## Begin

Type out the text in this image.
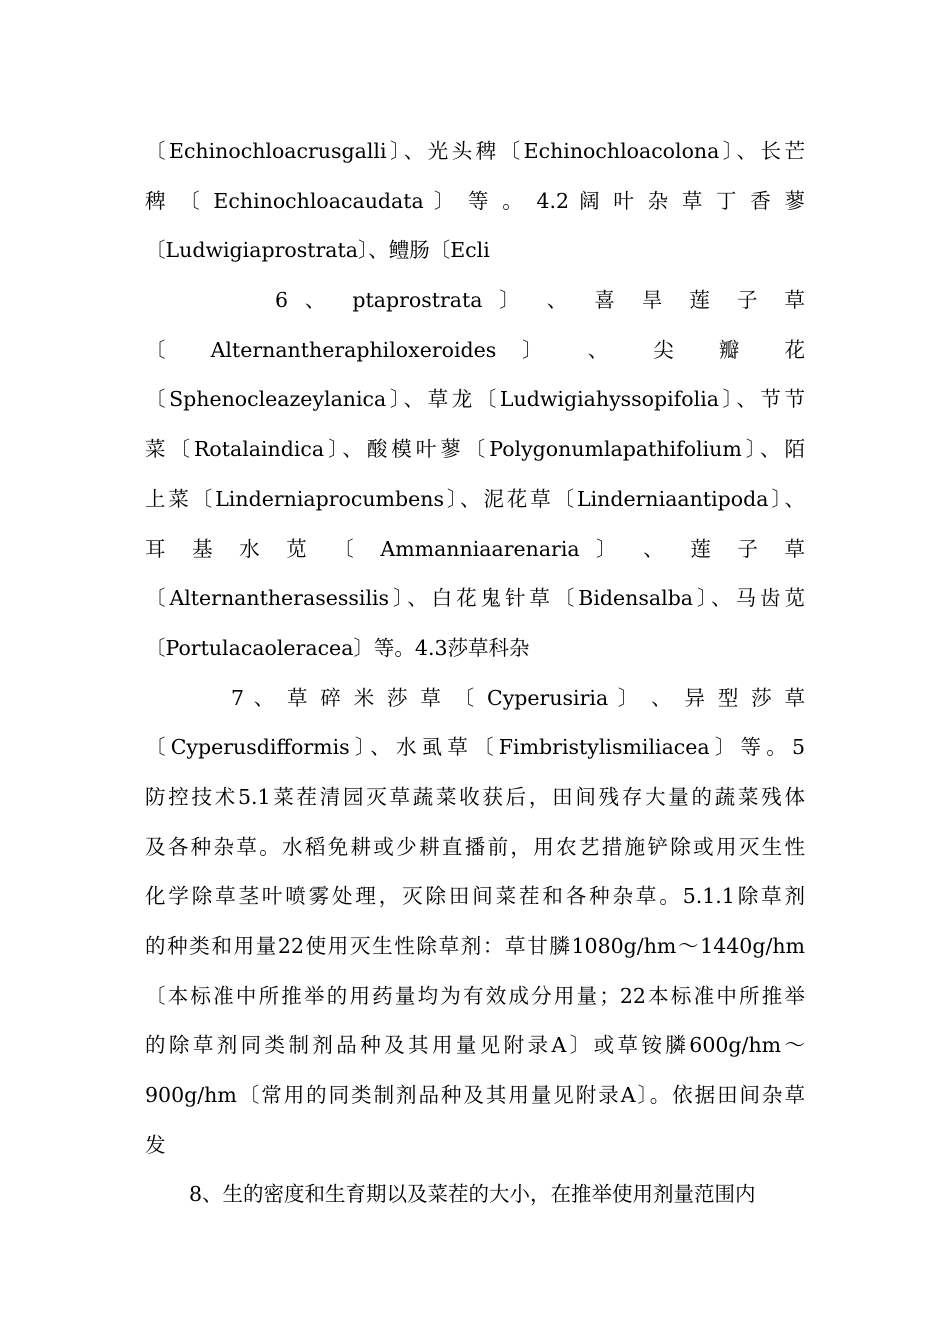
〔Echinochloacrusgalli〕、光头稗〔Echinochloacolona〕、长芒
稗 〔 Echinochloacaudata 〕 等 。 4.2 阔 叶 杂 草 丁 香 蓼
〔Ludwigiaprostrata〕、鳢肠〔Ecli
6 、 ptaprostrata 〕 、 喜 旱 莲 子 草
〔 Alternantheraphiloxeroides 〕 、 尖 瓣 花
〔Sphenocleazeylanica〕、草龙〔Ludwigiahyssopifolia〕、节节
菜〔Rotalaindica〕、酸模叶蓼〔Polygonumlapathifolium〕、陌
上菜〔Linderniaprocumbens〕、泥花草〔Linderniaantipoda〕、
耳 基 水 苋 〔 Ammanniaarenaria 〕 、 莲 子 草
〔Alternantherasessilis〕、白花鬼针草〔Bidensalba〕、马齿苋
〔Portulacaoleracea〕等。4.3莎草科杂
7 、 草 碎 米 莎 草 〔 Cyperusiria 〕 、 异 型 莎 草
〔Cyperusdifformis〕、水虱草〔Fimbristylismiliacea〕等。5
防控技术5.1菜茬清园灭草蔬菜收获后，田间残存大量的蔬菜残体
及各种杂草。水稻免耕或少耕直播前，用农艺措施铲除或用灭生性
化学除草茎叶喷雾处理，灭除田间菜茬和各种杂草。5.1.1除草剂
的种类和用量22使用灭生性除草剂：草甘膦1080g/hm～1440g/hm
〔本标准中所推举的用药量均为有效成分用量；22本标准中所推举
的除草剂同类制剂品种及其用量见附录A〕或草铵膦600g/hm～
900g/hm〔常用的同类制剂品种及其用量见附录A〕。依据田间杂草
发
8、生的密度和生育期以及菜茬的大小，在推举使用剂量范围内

## End

Leave out all pictures, then copy the remaining material exactly.

Type out the text in this image.
〔Echinochloacrusgalli〕、光头稗〔Echinochloacolona〕、长芒
稗 〔 Echinochloacaudata 〕 等 。 4.2 阔 叶 杂 草 丁 香 蓼
〔Ludwigiaprostrata〕、鳢肠〔Ecli
6 、 ptaprostrata 〕 、 喜 旱 莲 子 草
〔 Alternantheraphiloxeroides 〕 、 尖 瓣 花
〔Sphenocleazeylanica〕、草龙〔Ludwigiahyssopifolia〕、节节
菜〔Rotalaindica〕、酸模叶蓼〔Polygonumlapathifolium〕、陌
上菜〔Linderniaprocumbens〕、泥花草〔Linderniaantipoda〕、
耳 基 水 苋 〔 Ammanniaarenaria 〕 、 莲 子 草
〔Alternantherasessilis〕、白花鬼针草〔Bidensalba〕、马齿苋
〔Portulacaoleracea〕等。4.3莎草科杂
7 、 草 碎 米 莎 草 〔 Cyperusiria 〕 、 异 型 莎 草
〔Cyperusdifformis〕、水虱草〔Fimbristylismiliacea〕等。5
防控技术5.1菜茬清园灭草蔬菜收获后，田间残存大量的蔬菜残体
及各种杂草。水稻免耕或少耕直播前，用农艺措施铲除或用灭生性
化学除草茎叶喷雾处理，灭除田间菜茬和各种杂草。5.1.1除草剂
的种类和用量22使用灭生性除草剂：草甘膦1080g/hm～1440g/hm
〔本标准中所推举的用药量均为有效成分用量；22本标准中所推举
的除草剂同类制剂品种及其用量见附录A〕或草铵膦600g/hm～
900g/hm〔常用的同类制剂品种及其用量见附录A〕。依据田间杂草
发
8、生的密度和生育期以及菜茬的大小，在推举使用剂量范围内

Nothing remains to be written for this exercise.